- YOUR OBJECTIVE: Check every line below for the word "ylabel" and copy each one that has it.

- LISTED ENTRIES:
--- --- ---

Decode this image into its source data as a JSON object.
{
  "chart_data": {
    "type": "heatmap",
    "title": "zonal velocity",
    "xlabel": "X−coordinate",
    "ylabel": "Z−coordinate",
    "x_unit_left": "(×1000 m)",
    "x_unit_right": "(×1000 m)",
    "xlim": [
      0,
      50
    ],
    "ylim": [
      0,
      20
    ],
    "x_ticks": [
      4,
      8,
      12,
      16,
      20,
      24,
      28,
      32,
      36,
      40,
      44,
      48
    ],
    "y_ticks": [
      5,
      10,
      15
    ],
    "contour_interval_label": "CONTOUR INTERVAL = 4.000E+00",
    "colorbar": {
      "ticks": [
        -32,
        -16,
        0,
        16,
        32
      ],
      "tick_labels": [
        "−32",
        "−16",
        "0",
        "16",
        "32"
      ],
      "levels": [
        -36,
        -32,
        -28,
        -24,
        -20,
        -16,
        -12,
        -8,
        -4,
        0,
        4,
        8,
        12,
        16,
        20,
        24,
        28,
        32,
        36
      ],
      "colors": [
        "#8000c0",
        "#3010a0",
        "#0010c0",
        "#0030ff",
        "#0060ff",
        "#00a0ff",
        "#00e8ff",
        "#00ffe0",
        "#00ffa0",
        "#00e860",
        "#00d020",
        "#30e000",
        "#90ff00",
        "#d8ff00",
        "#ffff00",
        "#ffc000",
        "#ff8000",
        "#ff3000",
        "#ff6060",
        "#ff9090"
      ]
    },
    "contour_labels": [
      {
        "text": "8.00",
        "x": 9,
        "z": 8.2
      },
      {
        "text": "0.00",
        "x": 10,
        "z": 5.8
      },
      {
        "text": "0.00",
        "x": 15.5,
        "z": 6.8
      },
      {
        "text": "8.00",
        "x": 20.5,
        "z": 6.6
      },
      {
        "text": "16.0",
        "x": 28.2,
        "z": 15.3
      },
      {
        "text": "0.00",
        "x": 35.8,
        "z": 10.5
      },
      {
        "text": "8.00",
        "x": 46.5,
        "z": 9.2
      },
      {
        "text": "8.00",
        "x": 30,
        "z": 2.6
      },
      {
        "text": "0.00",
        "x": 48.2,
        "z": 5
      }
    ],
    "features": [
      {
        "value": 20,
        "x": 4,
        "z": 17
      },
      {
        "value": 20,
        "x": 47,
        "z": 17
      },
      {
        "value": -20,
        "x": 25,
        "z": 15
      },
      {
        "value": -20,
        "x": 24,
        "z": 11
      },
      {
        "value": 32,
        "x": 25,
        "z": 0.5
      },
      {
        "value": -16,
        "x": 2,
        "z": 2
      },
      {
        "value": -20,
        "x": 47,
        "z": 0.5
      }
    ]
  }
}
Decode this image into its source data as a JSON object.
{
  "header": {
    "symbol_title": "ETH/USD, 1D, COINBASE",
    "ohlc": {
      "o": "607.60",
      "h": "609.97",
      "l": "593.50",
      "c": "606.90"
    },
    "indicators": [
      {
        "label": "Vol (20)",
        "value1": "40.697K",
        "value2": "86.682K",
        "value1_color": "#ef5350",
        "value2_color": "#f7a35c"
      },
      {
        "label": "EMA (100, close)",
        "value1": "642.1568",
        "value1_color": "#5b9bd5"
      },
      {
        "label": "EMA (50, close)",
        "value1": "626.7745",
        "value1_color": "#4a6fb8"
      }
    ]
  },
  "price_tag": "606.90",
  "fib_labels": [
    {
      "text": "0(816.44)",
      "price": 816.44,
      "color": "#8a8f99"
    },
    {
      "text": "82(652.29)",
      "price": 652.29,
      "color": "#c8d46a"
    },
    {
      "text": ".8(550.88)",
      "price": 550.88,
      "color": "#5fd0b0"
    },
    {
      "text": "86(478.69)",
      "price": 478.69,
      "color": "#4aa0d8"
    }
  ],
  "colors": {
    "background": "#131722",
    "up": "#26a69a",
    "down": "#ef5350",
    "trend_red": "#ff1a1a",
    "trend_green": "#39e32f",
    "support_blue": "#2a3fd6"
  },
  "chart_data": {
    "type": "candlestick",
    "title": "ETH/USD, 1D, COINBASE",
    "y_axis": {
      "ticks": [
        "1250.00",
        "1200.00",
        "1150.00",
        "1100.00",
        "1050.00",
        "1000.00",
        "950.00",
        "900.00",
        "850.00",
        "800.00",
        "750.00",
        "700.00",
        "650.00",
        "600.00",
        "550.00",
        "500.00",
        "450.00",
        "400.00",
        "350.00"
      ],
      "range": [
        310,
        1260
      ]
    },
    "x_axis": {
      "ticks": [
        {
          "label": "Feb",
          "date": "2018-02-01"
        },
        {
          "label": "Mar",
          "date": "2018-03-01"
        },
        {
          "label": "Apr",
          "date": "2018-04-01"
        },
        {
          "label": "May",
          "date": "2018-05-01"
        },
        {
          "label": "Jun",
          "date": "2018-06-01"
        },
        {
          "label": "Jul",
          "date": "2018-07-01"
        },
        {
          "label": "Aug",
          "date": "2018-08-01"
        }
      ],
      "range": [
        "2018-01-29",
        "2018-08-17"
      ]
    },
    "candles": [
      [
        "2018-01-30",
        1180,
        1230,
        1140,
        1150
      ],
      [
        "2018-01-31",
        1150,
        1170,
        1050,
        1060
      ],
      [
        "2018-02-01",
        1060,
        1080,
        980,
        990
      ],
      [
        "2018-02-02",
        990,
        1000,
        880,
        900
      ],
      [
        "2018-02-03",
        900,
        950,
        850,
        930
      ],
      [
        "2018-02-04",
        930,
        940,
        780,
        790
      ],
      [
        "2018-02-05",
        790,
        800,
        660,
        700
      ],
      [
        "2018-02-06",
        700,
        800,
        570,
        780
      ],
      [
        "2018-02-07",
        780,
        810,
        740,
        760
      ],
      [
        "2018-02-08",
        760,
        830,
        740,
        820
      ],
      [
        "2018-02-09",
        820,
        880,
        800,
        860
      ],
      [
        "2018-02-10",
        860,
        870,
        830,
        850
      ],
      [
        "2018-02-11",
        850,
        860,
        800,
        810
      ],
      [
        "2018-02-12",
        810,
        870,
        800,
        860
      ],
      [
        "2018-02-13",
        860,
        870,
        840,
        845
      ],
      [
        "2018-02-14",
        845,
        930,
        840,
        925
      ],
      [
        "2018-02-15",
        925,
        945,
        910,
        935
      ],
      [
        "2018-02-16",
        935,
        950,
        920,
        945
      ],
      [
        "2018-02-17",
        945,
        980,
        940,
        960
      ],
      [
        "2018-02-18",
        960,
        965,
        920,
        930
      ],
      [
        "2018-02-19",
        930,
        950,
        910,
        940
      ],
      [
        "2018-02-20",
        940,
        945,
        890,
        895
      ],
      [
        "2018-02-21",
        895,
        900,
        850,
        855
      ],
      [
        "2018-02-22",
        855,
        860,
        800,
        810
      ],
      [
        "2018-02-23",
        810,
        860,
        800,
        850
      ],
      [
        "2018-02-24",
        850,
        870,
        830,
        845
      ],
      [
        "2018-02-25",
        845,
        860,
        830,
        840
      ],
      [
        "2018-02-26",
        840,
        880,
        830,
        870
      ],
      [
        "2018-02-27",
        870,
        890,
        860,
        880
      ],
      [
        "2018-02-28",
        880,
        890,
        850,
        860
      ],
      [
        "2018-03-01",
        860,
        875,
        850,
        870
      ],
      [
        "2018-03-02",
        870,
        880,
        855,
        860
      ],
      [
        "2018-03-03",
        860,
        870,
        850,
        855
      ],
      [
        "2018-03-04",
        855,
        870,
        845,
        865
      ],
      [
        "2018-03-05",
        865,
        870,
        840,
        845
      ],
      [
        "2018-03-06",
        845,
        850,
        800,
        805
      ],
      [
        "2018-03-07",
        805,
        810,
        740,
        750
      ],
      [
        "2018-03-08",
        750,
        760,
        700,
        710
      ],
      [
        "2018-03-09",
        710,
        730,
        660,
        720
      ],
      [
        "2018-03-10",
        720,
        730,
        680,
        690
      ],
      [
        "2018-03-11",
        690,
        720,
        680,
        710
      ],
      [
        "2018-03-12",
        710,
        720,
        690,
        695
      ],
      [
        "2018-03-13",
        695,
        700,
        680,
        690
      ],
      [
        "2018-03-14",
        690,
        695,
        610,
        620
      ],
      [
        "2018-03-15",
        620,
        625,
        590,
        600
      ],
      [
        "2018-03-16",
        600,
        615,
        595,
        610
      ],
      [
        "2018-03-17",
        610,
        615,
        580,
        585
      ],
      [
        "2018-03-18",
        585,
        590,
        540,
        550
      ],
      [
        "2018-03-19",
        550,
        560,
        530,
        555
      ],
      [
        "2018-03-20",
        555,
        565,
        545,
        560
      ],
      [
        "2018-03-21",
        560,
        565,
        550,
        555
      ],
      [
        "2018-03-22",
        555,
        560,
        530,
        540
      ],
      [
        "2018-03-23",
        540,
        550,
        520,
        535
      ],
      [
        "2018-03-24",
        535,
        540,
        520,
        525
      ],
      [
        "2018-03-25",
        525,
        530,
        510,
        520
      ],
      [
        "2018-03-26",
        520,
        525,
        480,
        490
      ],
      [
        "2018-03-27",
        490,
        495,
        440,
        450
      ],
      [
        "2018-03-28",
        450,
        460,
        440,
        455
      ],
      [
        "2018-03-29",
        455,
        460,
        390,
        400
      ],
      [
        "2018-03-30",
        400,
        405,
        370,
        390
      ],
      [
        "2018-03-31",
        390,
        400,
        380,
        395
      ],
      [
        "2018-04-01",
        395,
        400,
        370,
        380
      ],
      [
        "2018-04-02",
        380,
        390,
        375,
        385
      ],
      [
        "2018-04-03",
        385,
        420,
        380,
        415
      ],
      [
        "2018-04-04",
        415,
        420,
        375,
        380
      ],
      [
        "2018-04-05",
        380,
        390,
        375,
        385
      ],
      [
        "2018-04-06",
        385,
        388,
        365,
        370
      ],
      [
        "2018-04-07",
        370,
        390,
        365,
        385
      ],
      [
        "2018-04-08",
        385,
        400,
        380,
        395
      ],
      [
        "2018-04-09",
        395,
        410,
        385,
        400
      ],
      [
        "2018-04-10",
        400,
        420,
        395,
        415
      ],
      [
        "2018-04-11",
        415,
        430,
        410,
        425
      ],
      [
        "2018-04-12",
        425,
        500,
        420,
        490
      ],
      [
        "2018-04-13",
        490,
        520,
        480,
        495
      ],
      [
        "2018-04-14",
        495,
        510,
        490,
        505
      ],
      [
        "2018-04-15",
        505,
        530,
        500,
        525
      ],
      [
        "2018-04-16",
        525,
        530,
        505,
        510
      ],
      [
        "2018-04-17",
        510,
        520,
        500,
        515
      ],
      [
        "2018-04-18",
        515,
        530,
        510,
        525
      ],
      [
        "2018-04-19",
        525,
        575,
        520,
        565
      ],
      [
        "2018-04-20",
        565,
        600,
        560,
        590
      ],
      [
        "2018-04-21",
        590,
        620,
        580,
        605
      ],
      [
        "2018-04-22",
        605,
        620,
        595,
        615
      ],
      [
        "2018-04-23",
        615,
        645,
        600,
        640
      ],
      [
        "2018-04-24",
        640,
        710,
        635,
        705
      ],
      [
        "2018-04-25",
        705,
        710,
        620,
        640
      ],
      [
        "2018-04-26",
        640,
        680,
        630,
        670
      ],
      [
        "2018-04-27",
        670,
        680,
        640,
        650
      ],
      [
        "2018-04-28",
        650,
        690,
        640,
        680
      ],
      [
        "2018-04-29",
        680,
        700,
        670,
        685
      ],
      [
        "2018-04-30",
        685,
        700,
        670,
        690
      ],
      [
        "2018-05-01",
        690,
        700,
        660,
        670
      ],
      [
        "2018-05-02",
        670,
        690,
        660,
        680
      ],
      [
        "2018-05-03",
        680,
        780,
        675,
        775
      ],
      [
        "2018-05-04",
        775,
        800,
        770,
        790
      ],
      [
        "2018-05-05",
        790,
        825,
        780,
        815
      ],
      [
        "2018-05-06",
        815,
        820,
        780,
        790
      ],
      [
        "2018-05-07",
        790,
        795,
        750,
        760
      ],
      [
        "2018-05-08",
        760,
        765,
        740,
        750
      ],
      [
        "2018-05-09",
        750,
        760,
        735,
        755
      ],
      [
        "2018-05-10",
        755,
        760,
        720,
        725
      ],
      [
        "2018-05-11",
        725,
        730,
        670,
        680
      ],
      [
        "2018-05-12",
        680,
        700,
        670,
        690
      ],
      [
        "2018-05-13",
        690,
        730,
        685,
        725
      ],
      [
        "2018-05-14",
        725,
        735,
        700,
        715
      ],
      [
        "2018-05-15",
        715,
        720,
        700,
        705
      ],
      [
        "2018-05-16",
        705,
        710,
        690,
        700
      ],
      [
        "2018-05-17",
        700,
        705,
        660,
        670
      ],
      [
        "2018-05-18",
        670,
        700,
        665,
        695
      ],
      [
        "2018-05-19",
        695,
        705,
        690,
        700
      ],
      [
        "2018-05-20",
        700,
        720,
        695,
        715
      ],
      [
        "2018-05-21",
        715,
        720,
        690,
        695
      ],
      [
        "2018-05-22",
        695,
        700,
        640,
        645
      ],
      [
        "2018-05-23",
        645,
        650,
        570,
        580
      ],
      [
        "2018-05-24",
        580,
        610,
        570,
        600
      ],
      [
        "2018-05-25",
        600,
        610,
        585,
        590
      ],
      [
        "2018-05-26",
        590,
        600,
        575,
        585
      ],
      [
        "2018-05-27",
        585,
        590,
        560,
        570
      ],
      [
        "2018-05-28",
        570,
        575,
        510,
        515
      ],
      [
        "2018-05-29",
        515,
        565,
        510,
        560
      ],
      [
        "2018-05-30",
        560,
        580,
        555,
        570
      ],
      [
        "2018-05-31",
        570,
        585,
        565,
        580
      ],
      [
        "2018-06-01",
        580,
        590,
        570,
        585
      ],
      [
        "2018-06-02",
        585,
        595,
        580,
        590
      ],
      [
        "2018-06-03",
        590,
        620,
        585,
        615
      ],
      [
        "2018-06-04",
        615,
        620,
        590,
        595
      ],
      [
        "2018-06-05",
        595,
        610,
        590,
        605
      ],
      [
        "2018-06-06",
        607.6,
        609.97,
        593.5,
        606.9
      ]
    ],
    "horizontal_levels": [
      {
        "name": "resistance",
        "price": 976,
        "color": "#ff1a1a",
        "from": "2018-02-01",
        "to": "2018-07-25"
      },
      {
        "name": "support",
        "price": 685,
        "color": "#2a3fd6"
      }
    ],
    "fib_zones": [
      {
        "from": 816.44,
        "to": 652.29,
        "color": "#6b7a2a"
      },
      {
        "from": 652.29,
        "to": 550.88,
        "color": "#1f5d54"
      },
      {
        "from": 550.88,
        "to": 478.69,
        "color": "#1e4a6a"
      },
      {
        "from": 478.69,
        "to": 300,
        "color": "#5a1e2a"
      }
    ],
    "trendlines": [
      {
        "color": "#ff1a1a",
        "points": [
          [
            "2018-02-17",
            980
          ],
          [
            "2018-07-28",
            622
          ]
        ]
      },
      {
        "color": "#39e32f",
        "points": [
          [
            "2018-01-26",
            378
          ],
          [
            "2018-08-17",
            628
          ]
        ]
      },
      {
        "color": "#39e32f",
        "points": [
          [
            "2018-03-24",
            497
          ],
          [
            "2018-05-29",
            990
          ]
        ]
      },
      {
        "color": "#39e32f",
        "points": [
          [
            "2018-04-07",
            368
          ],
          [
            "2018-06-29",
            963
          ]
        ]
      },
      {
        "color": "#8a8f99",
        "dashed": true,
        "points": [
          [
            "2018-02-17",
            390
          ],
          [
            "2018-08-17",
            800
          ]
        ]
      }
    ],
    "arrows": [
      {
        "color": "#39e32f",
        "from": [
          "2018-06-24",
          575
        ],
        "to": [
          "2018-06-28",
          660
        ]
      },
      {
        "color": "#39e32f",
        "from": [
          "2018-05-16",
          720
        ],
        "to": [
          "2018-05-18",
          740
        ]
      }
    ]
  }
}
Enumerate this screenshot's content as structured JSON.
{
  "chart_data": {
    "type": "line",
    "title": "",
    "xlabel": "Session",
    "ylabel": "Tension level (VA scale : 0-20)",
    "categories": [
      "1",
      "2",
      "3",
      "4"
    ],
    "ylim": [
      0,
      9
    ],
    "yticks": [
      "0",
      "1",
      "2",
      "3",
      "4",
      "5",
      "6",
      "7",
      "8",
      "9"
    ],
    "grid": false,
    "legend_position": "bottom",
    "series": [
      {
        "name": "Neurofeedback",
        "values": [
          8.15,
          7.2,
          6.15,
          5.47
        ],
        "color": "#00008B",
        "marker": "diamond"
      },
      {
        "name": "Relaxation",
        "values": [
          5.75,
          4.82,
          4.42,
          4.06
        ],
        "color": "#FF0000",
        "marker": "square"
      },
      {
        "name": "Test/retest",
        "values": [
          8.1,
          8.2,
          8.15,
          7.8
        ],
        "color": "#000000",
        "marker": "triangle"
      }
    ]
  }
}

--- --- ---

- ANSWER TO THE PROBLEM:
    "ylabel": "Z−coordinate",
    "ylabel": "Tension level (VA scale : 0-20)",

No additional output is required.